* **YOUR INSTRUCTIONS**: What follows is a listing; restate every line of it word for word.

◆ ◆ ◆ ◆ ◆

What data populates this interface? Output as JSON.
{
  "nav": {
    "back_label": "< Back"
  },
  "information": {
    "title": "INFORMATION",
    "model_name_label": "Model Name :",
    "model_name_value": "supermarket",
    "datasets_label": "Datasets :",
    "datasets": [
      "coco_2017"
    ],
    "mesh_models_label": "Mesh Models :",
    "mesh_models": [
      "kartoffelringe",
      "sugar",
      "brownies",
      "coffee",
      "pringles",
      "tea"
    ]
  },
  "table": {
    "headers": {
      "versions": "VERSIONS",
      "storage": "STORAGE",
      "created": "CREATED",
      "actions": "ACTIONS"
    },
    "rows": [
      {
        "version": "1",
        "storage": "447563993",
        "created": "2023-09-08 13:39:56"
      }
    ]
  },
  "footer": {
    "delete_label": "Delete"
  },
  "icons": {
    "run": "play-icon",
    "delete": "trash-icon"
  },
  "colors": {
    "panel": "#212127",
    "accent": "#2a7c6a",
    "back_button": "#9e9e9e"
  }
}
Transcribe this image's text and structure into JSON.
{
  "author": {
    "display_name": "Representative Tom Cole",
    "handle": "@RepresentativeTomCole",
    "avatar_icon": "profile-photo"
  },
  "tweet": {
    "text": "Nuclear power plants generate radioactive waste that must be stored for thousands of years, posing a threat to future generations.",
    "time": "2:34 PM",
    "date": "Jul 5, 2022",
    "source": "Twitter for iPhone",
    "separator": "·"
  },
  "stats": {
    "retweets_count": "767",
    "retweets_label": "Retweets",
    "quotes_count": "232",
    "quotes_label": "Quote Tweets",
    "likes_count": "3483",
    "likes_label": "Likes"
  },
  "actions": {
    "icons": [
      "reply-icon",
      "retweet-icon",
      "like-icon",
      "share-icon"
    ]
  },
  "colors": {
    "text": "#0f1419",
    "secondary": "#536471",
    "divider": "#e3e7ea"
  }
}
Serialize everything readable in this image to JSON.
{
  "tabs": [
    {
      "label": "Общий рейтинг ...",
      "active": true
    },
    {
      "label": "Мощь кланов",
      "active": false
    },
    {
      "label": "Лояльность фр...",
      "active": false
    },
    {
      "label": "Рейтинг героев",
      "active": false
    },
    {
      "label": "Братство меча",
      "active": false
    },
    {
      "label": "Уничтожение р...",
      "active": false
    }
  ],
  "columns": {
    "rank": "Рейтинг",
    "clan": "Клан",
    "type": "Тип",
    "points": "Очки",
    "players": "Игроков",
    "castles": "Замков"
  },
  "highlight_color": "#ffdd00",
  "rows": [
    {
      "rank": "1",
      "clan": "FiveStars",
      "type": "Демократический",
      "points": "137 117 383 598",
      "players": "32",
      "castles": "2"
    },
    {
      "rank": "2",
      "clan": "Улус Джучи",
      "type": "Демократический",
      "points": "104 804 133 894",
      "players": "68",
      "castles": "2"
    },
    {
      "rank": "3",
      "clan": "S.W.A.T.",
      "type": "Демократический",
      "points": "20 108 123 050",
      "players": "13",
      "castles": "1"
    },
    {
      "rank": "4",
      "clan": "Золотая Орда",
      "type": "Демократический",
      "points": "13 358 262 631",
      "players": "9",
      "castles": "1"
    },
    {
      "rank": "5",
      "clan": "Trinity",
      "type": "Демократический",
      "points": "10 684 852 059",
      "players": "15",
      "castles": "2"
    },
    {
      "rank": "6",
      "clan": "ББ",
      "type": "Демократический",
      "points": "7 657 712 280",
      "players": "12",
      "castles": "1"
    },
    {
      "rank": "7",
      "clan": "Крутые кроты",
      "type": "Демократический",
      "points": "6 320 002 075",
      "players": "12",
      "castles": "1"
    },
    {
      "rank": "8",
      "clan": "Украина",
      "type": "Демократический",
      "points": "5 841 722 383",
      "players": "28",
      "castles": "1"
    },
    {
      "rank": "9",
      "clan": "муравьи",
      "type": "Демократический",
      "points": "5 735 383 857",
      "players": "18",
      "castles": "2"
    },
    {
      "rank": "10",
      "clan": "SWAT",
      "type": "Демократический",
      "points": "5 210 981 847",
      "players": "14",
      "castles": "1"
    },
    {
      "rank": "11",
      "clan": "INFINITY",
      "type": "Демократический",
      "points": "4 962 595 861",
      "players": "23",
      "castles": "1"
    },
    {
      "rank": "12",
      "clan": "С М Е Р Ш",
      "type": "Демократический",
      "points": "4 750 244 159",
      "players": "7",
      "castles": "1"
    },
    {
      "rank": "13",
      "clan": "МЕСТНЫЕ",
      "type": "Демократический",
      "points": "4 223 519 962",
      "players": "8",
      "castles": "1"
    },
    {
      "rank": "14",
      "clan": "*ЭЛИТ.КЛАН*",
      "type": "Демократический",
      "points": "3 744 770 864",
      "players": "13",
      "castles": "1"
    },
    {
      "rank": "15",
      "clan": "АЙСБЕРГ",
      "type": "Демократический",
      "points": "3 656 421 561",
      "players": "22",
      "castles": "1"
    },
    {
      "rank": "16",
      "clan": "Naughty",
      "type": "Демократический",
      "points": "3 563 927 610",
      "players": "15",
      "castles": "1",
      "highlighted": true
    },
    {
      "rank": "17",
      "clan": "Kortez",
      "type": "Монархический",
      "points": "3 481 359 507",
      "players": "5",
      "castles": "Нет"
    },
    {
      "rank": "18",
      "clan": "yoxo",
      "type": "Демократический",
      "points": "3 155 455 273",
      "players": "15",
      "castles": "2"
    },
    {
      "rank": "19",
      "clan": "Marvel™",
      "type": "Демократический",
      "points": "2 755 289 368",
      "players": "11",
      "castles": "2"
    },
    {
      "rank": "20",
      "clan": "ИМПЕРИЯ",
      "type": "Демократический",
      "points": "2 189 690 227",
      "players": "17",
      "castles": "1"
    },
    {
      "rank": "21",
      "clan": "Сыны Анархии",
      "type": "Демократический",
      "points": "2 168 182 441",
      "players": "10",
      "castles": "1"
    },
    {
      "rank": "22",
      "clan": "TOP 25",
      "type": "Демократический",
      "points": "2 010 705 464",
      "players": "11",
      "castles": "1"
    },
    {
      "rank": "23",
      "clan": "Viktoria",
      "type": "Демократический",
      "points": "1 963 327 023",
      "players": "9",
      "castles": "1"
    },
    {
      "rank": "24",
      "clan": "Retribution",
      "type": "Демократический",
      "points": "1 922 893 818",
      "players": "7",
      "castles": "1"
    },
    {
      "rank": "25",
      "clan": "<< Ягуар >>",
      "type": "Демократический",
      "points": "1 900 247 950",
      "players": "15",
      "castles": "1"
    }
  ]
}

◆ ◆ ◆ ◆ ◆

* **REPLY**:
What data populates this interface? Output as JSON.
{
  "nav": {
    "back_label": "< Back"
  },
  "information": {
    "title": "INFORMATION",
    "model_name_label": "Model Name :",
    "model_name_value": "supermarket",
    "datasets_label": "Datasets :",
    "datasets": [
      "coco_2017"
    ],
    "mesh_models_label": "Mesh Models :",
    "mesh_models": [
      "kartoffelringe",
      "sugar",
      "brownies",
      "coffee",
      "pringles",
      "tea"
    ]
  },
  "table": {
    "headers": {
      "versions": "VERSIONS",
      "storage": "STORAGE",
      "created": "CREATED",
      "actions": "ACTIONS"
    },
    "rows": [
      {
        "version": "1",
        "storage": "447563993",
        "created": "2023-09-08 13:39:56"
      }
    ]
  },
  "footer": {
    "delete_label": "Delete"
  },
  "icons": {
    "run": "play-icon",
    "delete": "trash-icon"
  },
  "colors": {
    "panel": "#212127",
    "accent": "#2a7c6a",
    "back_button": "#9e9e9e"
  }
}
Transcribe this image's text and structure into JSON.
{
  "author": {
    "display_name": "Representative Tom Cole",
    "handle": "@RepresentativeTomCole",
    "avatar_icon": "profile-photo"
  },
  "tweet": {
    "text": "Nuclear power plants generate radioactive waste that must be stored for thousands of years, posing a threat to future generations.",
    "time": "2:34 PM",
    "date": "Jul 5, 2022",
    "source": "Twitter for iPhone",
    "separator": "·"
  },
  "stats": {
    "retweets_count": "767",
    "retweets_label": "Retweets",
    "quotes_count": "232",
    "quotes_label": "Quote Tweets",
    "likes_count": "3483",
    "likes_label": "Likes"
  },
  "actions": {
    "icons": [
      "reply-icon",
      "retweet-icon",
      "like-icon",
      "share-icon"
    ]
  },
  "colors": {
    "text": "#0f1419",
    "secondary": "#536471",
    "divider": "#e3e7ea"
  }
}
Serialize everything readable in this image to JSON.
{
  "tabs": [
    {
      "label": "Общий рейтинг ...",
      "active": true
    },
    {
      "label": "Мощь кланов",
      "active": false
    },
    {
      "label": "Лояльность фр...",
      "active": false
    },
    {
      "label": "Рейтинг героев",
      "active": false
    },
    {
      "label": "Братство меча",
      "active": false
    },
    {
      "label": "Уничтожение р...",
      "active": false
    }
  ],
  "columns": {
    "rank": "Рейтинг",
    "clan": "Клан",
    "type": "Тип",
    "points": "Очки",
    "players": "Игроков",
    "castles": "Замков"
  },
  "highlight_color": "#ffdd00",
  "rows": [
    {
      "rank": "1",
      "clan": "FiveStars",
      "type": "Демократический",
      "points": "137 117 383 598",
      "players": "32",
      "castles": "2"
    },
    {
      "rank": "2",
      "clan": "Улус Джучи",
      "type": "Демократический",
      "points": "104 804 133 894",
      "players": "68",
      "castles": "2"
    },
    {
      "rank": "3",
      "clan": "S.W.A.T.",
      "type": "Демократический",
      "points": "20 108 123 050",
      "players": "13",
      "castles": "1"
    },
    {
      "rank": "4",
      "clan": "Золотая Орда",
      "type": "Демократический",
      "points": "13 358 262 631",
      "players": "9",
      "castles": "1"
    },
    {
      "rank": "5",
      "clan": "Trinity",
      "type": "Демократический",
      "points": "10 684 852 059",
      "players": "15",
      "castles": "2"
    },
    {
      "rank": "6",
      "clan": "ББ",
      "type": "Демократический",
      "points": "7 657 712 280",
      "players": "12",
      "castles": "1"
    },
    {
      "rank": "7",
      "clan": "Крутые кроты",
      "type": "Демократический",
      "points": "6 320 002 075",
      "players": "12",
      "castles": "1"
    },
    {
      "rank": "8",
      "clan": "Украина",
      "type": "Демократический",
      "points": "5 841 722 383",
      "players": "28",
      "castles": "1"
    },
    {
      "rank": "9",
      "clan": "муравьи",
      "type": "Демократический",
      "points": "5 735 383 857",
      "players": "18",
      "castles": "2"
    },
    {
      "rank": "10",
      "clan": "SWAT",
      "type": "Демократический",
      "points": "5 210 981 847",
      "players": "14",
      "castles": "1"
    },
    {
      "rank": "11",
      "clan": "INFINITY",
      "type": "Демократический",
      "points": "4 962 595 861",
      "players": "23",
      "castles": "1"
    },
    {
      "rank": "12",
      "clan": "С М Е Р Ш",
      "type": "Демократический",
      "points": "4 750 244 159",
      "players": "7",
      "castles": "1"
    },
    {
      "rank": "13",
      "clan": "МЕСТНЫЕ",
      "type": "Демократический",
      "points": "4 223 519 962",
      "players": "8",
      "castles": "1"
    },
    {
      "rank": "14",
      "clan": "*ЭЛИТ.КЛАН*",
      "type": "Демократический",
      "points": "3 744 770 864",
      "players": "13",
      "castles": "1"
    },
    {
      "rank": "15",
      "clan": "АЙСБЕРГ",
      "type": "Демократический",
      "points": "3 656 421 561",
      "players": "22",
      "castles": "1"
    },
    {
      "rank": "16",
      "clan": "Naughty",
      "type": "Демократический",
      "points": "3 563 927 610",
      "players": "15",
      "castles": "1",
      "highlighted": true
    },
    {
      "rank": "17",
      "clan": "Kortez",
      "type": "Монархический",
      "points": "3 481 359 507",
      "players": "5",
      "castles": "Нет"
    },
    {
      "rank": "18",
      "clan": "yoxo",
      "type": "Демократический",
      "points": "3 155 455 273",
      "players": "15",
      "castles": "2"
    },
    {
      "rank": "19",
      "clan": "Marvel™",
      "type": "Демократический",
      "points": "2 755 289 368",
      "players": "11",
      "castles": "2"
    },
    {
      "rank": "20",
      "clan": "ИМПЕРИЯ",
      "type": "Демократический",
      "points": "2 189 690 227",
      "players": "17",
      "castles": "1"
    },
    {
      "rank": "21",
      "clan": "Сыны Анархии",
      "type": "Демократический",
      "points": "2 168 182 441",
      "players": "10",
      "castles": "1"
    },
    {
      "rank": "22",
      "clan": "TOP 25",
      "type": "Демократический",
      "points": "2 010 705 464",
      "players": "11",
      "castles": "1"
    },
    {
      "rank": "23",
      "clan": "Viktoria",
      "type": "Демократический",
      "points": "1 963 327 023",
      "players": "9",
      "castles": "1"
    },
    {
      "rank": "24",
      "clan": "Retribution",
      "type": "Демократический",
      "points": "1 922 893 818",
      "players": "7",
      "castles": "1"
    },
    {
      "rank": "25",
      "clan": "<< Ягуар >>",
      "type": "Демократический",
      "points": "1 900 247 950",
      "players": "15",
      "castles": "1"
    }
  ]
}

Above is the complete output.